◆ Stated task 1:
Give the part of the rows below that opens with their first line and closes with the line containing "- legend-label: Coal: [144, 7, 176, 26]" as a Markdown table with the columns Row and Line. Number each line in Row, put the line itself in Line, and leave out blank lines.

◆ Supplied text:
»»
Behind the Scenes of a Lettering Blog

When I first made the decision to start a lettering blog in 2016, I thought it would be easy. Writing comes pretty natural to me. I just pick a topic every week, write about it, and click publish. Simple!

Boy, was I wrong. Blogging is hard.

I knew I would hit some bumps in the beginning. However, here I am a year out still dealing with some of the struggles.

“There’s a million blogs out there… how could I possibly have anything different to day?”

These words will echo in the back of your mind and if you let them, they can prevent you from starting in the first place.

But the truth is no one can say things like you do. You have the ability to offer a different perspective than literally every single person on earth. 99% of people consume. You have the opportunity to be the 1% of people who create.

I firmly believe content creation to be key part of growing your audience, so this week I want to take you behind the scenes of the process I use to successfully publish regularly.

Blogging Starts Before You Write

Sitting down to write without a plan is the worst thing you can do. You’ll spin your wheels endlessly. What you end up with will simply not be as good as it could have been if you had approached it methodically.

Having a list of topics is a must. Show up regularly and write on a topic you’ve already thought through. And if you can schedule those topics with an editorial calendar, your content creation becomes automatic.

List of scheduled topics

Spend a day each month coming up with topics. For each one of these topics, write a couple of bullet points. And when the time comes to actually write the post, these bullets can be used as an outline.

Finding the Right Topics

If you have a lettering blog, you need to blog about topics that lettering artists can relate to.

What do you know that someone else who is not yet at your level might not? These are things you should be writing about.

There are countless aspects of lettering. Tools, resources, working with clients, process, documenting work, different styles, etc. These are all categories you can create topics around.

Start with creating a topic mind map. Draw a line from the center to each one of these categories and brainstorm potential topics within that category.

A mind map of potential blog topics

You might be able to sit down and immediately think of 100 topics. However, chances are some ideas are going to randomly come to mind when you’re doing other things. Be sure to write all of your ideas down so you have always have a list to draw from.

Validating a Topic

Listening to your audience should be your first priority. If you can address their struggles and teach them what they want to know, they’ll become loyal consumers of your content.

Reach out to one of your followers right now and ask them what they’re struggling with. If you don’t have an audience yet, seek out someone who does. Look at their their posts and see what kind of questions their audience members are asking.

For example, I follow several brush lettering artists. Every time they post, someone asks what kind of brush pen they’re using. This prompted me to do an extensive post about brush pens. This is quickly becoming one of my more popular posts.

If you publish content with the answers people need, they will find you. When you are developing a topic, ask yourself what someone who clicks on your post is hoping to walk away with. Then deliver that value.

The Writing Process

Writing is much easier when you have a topic! Sitting down without having to do any guesswork allows you to dive right in.
««
◆ The input:
»»
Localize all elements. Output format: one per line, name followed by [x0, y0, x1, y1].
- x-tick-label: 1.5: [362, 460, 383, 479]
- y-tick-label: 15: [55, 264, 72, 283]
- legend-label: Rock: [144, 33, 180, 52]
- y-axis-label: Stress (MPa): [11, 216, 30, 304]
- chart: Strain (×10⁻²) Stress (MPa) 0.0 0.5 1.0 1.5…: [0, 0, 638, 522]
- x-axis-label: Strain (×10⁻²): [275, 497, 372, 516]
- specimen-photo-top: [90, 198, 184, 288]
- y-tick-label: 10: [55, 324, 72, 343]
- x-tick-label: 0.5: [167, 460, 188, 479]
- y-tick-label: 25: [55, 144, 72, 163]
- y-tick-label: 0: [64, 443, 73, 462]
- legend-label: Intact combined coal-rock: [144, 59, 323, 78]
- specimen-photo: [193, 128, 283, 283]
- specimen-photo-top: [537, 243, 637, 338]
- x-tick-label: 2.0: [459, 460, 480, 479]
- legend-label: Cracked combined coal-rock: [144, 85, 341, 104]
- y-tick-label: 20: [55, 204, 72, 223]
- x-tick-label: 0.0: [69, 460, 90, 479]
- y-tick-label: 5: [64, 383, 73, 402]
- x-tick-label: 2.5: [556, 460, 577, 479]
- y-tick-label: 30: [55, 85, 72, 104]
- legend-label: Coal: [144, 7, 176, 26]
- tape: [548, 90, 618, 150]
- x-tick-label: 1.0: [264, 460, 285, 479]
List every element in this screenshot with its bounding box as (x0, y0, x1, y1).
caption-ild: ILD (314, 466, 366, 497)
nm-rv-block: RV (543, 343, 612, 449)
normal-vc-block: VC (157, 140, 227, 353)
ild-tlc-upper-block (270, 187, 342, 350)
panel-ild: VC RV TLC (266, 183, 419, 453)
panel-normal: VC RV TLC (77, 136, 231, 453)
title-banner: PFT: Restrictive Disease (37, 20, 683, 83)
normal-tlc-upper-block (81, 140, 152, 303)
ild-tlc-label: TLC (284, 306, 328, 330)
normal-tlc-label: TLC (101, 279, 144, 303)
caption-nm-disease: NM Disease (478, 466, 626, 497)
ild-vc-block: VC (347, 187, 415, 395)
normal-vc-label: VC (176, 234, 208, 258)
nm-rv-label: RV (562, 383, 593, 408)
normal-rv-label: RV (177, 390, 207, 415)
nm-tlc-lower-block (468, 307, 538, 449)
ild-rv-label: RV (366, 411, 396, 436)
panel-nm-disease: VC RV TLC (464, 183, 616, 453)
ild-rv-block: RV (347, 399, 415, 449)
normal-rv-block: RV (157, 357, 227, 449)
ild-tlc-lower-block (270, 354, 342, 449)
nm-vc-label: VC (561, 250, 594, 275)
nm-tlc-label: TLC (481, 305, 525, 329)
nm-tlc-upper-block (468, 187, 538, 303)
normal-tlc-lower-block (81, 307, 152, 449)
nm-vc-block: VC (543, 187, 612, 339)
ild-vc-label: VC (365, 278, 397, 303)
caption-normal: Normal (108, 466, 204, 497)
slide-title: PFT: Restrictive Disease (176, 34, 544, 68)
««
◆ Stated task 2:
Answer these questions using the lettering blog post above, marking each answer with the same letter:
(a) In what year did the writer decide to start a lettering blog?
(b) How often does the post say to spend a day coming up with topics?
(c) What does someone ask every time one of the brush lettering artists the writer follows posts?

◆ Final result 1:
| Row | Line |
|---|---|
| 1 | Localize all elements. Output format: one per line, name followed by [x0, y0, x1, y1]. |
| 2 | - x-tick-label: 1.5: [362, 460, 383, 479] |
| 3 | - y-tick-label: 15: [55, 264, 72, 283] |
| 4 | - legend-label: Rock: [144, 33, 180, 52] |
| 5 | - y-axis-label: Stress (MPa): [11, 216, 30, 304] |
| 6 | - chart: Strain (×10⁻²) Stress (MPa) 0.0 0.5 1.0 1.5…: [0, 0, 638, 522] |
| 7 | - x-axis-label: Strain (×10⁻²): [275, 497, 372, 516] |
| 8 | - specimen-photo-top: [90, 198, 184, 288] |
| 9 | - y-tick-label: 10: [55, 324, 72, 343] |
| 10 | - x-tick-label: 0.5: [167, 460, 188, 479] |
| 11 | - y-tick-label: 25: [55, 144, 72, 163] |
| 12 | - y-tick-label: 0: [64, 443, 73, 462] |
| 13 | - legend-label: Intact combined coal-rock: [144, 59, 323, 78] |
| 14 | - specimen-photo: [193, 128, 283, 283] |
| 15 | - specimen-photo-top: [537, 243, 637, 338] |
| 16 | - x-tick-label: 2.0: [459, 460, 480, 479] |
| 17 | - legend-label: Cracked combined coal-rock: [144, 85, 341, 104] |
| 18 | - y-tick-label: 20: [55, 204, 72, 223] |
| 19 | - x-tick-label: 0.0: [69, 460, 90, 479] |
| 20 | - y-tick-label: 5: [64, 383, 73, 402] |
| 21 | - x-tick-label: 2.5: [556, 460, 577, 479] |
| 22 | - y-tick-label: 30: [55, 85, 72, 104] |
| 23 | - legend-label: Coal: [144, 7, 176, 26] |

◆ Final result 2:
(a) 2016
(b) Once a month
(c) What kind of brush pen they're using